[A block of data]
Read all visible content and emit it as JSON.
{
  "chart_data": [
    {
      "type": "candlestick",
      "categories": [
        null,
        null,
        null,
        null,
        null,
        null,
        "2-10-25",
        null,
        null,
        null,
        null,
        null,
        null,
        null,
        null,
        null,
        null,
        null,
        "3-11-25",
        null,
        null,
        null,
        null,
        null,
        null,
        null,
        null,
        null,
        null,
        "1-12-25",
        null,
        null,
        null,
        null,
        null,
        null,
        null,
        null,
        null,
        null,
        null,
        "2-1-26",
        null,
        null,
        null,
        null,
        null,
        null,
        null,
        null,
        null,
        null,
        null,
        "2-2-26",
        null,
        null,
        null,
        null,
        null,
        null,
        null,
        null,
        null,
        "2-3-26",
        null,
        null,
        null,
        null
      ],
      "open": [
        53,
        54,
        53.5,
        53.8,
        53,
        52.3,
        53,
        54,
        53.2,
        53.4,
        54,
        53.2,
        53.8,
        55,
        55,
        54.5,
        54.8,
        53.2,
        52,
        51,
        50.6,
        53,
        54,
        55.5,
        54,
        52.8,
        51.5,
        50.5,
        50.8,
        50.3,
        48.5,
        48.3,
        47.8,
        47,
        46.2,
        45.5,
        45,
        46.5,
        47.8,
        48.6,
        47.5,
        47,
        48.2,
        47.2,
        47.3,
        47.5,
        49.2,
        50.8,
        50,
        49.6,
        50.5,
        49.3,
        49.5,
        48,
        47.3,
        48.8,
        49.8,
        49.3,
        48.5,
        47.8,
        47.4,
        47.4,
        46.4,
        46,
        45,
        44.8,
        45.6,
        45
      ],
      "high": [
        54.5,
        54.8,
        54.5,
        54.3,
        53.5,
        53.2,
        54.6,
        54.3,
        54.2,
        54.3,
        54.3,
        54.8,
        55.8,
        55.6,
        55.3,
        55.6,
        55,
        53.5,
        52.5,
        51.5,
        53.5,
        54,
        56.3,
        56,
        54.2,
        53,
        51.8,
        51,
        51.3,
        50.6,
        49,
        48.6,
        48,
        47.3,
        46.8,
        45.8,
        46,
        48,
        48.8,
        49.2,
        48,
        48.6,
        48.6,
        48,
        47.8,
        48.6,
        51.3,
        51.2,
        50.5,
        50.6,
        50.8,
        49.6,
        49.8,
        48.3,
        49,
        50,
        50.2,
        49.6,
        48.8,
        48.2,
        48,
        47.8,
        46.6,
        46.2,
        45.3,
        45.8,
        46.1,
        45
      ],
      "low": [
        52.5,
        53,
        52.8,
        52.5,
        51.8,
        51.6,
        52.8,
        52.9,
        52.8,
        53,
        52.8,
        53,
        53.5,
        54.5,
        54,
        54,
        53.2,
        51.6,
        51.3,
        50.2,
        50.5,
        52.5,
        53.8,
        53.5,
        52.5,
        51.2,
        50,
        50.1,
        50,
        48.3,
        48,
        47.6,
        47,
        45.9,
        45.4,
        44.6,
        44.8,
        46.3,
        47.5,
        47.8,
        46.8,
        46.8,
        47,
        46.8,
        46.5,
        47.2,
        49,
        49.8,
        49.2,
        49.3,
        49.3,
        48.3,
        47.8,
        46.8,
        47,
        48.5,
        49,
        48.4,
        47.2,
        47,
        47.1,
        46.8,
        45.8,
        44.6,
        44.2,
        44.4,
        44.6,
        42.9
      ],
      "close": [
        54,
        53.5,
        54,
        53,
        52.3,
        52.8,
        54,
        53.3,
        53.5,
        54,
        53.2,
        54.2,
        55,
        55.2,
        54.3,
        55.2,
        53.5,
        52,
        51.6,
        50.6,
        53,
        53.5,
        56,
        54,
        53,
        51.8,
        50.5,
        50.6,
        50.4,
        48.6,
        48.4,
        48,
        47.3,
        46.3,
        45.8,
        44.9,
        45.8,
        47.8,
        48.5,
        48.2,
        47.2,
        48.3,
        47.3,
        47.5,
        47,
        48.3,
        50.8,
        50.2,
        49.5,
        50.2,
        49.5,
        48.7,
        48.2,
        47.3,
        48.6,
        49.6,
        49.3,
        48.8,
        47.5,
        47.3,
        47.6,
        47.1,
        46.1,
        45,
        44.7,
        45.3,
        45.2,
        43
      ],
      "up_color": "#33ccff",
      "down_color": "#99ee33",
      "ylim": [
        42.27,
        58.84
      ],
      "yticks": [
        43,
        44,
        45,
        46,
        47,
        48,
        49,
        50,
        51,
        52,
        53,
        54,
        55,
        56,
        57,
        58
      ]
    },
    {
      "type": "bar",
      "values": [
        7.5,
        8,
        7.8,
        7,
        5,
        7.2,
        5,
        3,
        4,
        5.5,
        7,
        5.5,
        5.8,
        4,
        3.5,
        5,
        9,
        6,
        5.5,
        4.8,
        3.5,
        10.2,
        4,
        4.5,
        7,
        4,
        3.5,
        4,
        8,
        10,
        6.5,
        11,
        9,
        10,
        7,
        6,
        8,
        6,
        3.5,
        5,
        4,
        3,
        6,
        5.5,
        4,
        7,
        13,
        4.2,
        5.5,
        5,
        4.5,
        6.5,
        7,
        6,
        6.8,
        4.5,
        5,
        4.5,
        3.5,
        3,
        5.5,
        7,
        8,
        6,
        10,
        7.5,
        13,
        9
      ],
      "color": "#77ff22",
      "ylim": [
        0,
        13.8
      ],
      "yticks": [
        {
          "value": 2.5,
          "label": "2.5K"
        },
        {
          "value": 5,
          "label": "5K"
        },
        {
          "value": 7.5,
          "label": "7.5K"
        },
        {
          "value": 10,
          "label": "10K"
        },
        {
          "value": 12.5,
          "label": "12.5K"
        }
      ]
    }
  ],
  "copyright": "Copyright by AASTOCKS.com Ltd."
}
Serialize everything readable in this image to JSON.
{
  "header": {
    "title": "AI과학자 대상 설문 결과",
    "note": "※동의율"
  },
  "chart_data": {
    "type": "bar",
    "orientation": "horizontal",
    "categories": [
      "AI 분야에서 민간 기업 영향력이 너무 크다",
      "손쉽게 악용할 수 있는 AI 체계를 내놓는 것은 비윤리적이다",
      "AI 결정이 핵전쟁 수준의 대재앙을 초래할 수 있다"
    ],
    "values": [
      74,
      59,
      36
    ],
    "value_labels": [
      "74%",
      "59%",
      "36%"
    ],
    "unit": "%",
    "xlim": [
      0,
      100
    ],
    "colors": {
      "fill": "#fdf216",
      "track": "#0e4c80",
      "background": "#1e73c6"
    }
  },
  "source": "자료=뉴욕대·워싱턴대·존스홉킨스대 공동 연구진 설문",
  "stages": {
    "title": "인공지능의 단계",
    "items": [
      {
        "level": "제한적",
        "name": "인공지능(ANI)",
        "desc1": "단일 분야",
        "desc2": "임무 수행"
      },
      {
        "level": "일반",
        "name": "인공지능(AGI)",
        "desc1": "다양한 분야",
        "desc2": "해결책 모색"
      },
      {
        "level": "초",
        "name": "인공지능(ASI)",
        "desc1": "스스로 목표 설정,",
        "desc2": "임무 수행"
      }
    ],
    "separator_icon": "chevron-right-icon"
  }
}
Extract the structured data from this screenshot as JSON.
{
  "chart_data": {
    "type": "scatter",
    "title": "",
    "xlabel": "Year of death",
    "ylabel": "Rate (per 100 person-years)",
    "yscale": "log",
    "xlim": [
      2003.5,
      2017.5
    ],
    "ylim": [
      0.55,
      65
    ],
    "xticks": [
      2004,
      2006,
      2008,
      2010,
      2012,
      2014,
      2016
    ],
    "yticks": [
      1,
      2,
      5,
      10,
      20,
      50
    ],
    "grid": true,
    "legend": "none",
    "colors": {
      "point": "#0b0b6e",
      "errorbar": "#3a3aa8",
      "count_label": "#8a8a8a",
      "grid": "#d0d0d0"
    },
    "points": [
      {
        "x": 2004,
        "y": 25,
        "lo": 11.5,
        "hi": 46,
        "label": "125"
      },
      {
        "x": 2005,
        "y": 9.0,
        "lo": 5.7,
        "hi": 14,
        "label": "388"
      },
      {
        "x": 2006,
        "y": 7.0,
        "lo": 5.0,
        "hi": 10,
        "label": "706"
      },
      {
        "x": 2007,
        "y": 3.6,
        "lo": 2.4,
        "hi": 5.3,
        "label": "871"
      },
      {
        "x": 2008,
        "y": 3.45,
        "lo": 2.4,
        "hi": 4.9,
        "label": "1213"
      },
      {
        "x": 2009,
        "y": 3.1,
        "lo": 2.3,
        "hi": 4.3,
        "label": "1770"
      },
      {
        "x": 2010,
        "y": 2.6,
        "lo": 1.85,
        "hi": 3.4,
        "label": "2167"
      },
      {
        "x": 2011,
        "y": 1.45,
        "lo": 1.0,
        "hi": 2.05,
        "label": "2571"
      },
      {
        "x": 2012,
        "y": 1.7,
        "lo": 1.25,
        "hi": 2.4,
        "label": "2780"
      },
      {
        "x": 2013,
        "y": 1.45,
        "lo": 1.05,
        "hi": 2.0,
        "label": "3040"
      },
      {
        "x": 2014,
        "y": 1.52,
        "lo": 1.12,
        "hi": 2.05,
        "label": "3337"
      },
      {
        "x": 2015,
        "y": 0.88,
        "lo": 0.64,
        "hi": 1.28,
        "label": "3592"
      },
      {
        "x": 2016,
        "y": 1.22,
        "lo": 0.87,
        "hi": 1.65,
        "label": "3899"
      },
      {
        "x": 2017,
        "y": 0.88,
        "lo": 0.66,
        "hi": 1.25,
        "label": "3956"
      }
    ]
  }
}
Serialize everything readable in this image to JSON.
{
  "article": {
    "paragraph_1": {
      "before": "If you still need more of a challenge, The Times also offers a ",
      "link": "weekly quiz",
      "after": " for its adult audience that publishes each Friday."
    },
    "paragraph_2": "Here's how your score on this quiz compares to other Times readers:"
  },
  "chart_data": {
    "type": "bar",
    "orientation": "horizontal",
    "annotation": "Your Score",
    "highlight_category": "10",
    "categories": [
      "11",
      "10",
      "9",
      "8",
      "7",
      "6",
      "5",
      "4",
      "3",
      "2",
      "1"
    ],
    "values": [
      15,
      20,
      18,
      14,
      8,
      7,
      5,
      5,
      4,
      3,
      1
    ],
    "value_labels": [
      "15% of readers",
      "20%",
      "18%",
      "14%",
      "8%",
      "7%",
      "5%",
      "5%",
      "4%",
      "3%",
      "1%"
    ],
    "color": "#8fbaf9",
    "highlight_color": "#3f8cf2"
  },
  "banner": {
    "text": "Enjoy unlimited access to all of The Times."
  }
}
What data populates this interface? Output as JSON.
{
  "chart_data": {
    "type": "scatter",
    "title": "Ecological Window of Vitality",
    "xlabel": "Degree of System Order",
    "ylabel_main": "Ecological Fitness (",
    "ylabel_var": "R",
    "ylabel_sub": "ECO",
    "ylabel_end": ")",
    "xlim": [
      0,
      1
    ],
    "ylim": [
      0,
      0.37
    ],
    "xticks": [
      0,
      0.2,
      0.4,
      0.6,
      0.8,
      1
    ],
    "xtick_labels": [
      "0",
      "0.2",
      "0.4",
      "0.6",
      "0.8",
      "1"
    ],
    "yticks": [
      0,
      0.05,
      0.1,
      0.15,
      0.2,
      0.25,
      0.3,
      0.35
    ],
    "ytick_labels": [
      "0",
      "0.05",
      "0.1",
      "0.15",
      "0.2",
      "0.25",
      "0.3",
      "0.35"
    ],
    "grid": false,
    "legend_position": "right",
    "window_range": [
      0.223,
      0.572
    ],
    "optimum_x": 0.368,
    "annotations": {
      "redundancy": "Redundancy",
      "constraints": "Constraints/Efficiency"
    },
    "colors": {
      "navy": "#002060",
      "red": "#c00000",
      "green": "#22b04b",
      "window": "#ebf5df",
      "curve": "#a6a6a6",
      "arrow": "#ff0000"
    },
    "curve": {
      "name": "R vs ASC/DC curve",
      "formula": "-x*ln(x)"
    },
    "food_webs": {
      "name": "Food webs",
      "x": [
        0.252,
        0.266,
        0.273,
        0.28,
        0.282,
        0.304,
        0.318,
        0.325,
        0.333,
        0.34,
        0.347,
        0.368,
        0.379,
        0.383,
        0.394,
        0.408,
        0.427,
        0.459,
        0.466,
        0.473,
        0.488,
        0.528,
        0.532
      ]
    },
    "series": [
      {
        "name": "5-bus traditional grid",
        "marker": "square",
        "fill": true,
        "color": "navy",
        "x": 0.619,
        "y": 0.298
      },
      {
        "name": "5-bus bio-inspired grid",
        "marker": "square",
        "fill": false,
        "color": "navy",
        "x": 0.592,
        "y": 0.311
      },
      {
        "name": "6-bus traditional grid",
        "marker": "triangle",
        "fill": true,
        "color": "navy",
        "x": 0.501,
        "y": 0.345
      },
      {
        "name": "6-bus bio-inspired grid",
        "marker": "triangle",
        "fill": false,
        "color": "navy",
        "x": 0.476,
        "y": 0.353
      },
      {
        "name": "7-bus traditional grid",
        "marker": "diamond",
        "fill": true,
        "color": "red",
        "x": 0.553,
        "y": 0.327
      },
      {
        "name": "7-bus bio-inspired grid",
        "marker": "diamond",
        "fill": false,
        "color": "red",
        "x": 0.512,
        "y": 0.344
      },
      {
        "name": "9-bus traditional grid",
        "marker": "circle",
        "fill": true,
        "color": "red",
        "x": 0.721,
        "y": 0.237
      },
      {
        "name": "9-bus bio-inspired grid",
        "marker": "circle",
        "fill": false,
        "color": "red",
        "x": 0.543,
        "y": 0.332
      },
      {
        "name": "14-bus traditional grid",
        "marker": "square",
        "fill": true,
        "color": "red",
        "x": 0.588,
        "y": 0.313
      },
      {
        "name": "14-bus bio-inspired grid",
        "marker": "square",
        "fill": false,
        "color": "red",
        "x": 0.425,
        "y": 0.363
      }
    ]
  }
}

> [TASK DETAILS] Using the listing, collect all lines in which the string "xlabel" is found.

> [THE RESPONSE]
    "xlabel": "Year of death",
    "xlabel": "Degree of System Order",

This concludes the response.